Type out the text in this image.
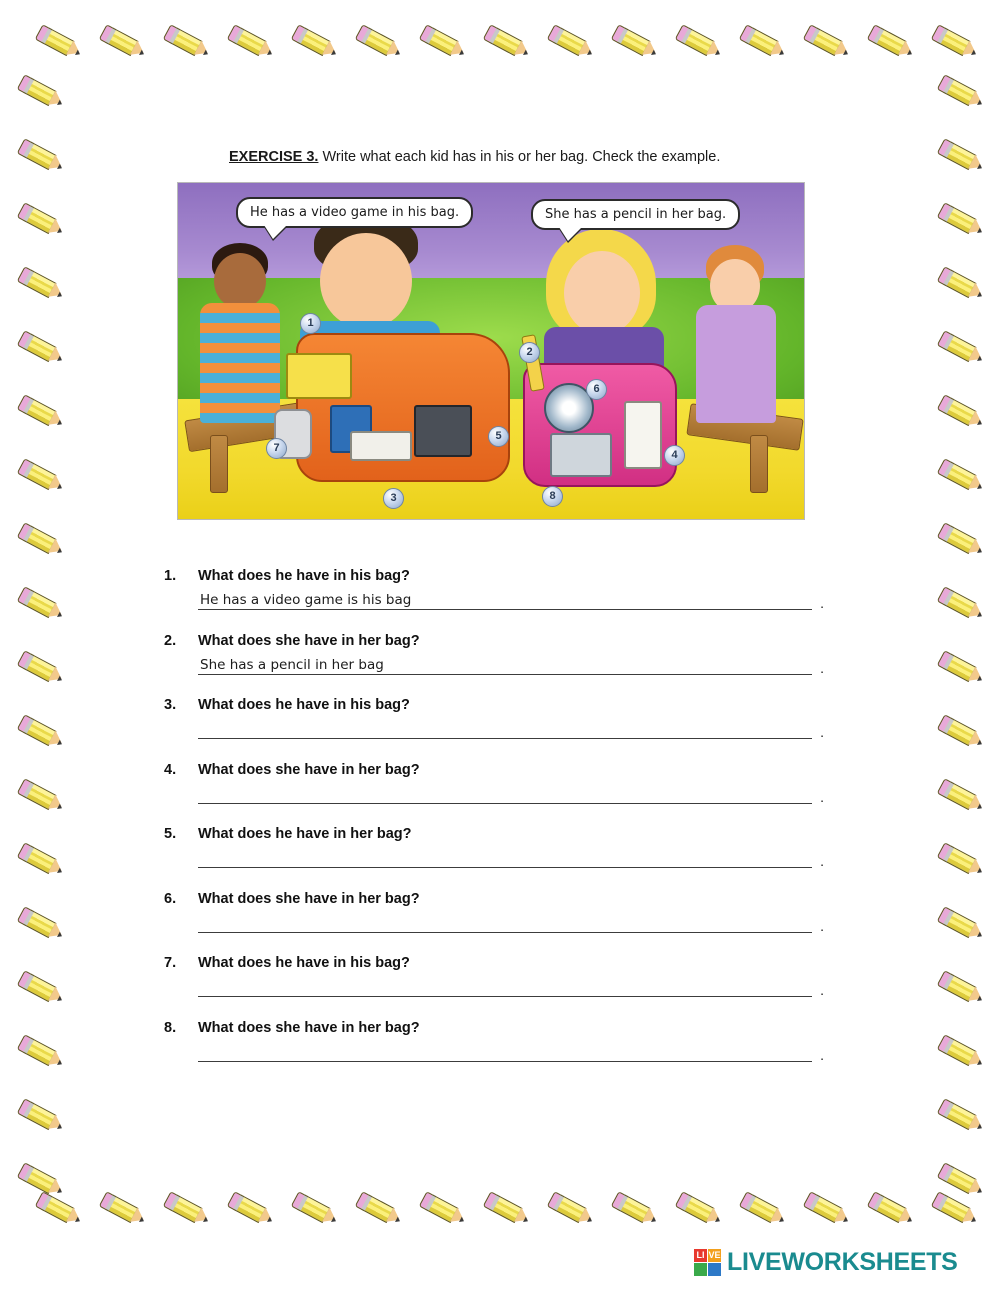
EXERCISE 3. Write what each kid has in his or her bag. Check the example.
1
2
3
4
5
6
7
8
He has a video game in his bag.	She has a pencil in her bag.
1.	What does he have in his bag?
He has a video game is his bag	.
2.	What does she have in her bag?
She has a pencil in her bag	.
3.	What does he have in his bag?
.
4.	What does she have in her bag?
.
5.	What does he have in her bag?
.
6.	What does she have in her bag?
.
7.	What does he have in his bag?
.
8.	What does she have in her bag?
.
LI VE LIVEWORKSHEETS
★ ★ ★ ★ ★
What to produce:
Each record should be quoted exactly, with the images omitted.

Full response:
Type out the text in this image.
EXERCISE 3. Write what each kid has in his or her bag. Check the example.
1
2
3
4
5
6
7
8
He has a video game in his bag.	She has a pencil in her bag.
1.	What does he have in his bag?
He has a video game is his bag	.
2.	What does she have in her bag?
She has a pencil in her bag	.
3.	What does he have in his bag?
.
4.	What does she have in her bag?
.
5.	What does he have in her bag?
.
6.	What does she have in her bag?
.
7.	What does he have in his bag?
.
8.	What does she have in her bag?
.
LI VE LIVEWORKSHEETS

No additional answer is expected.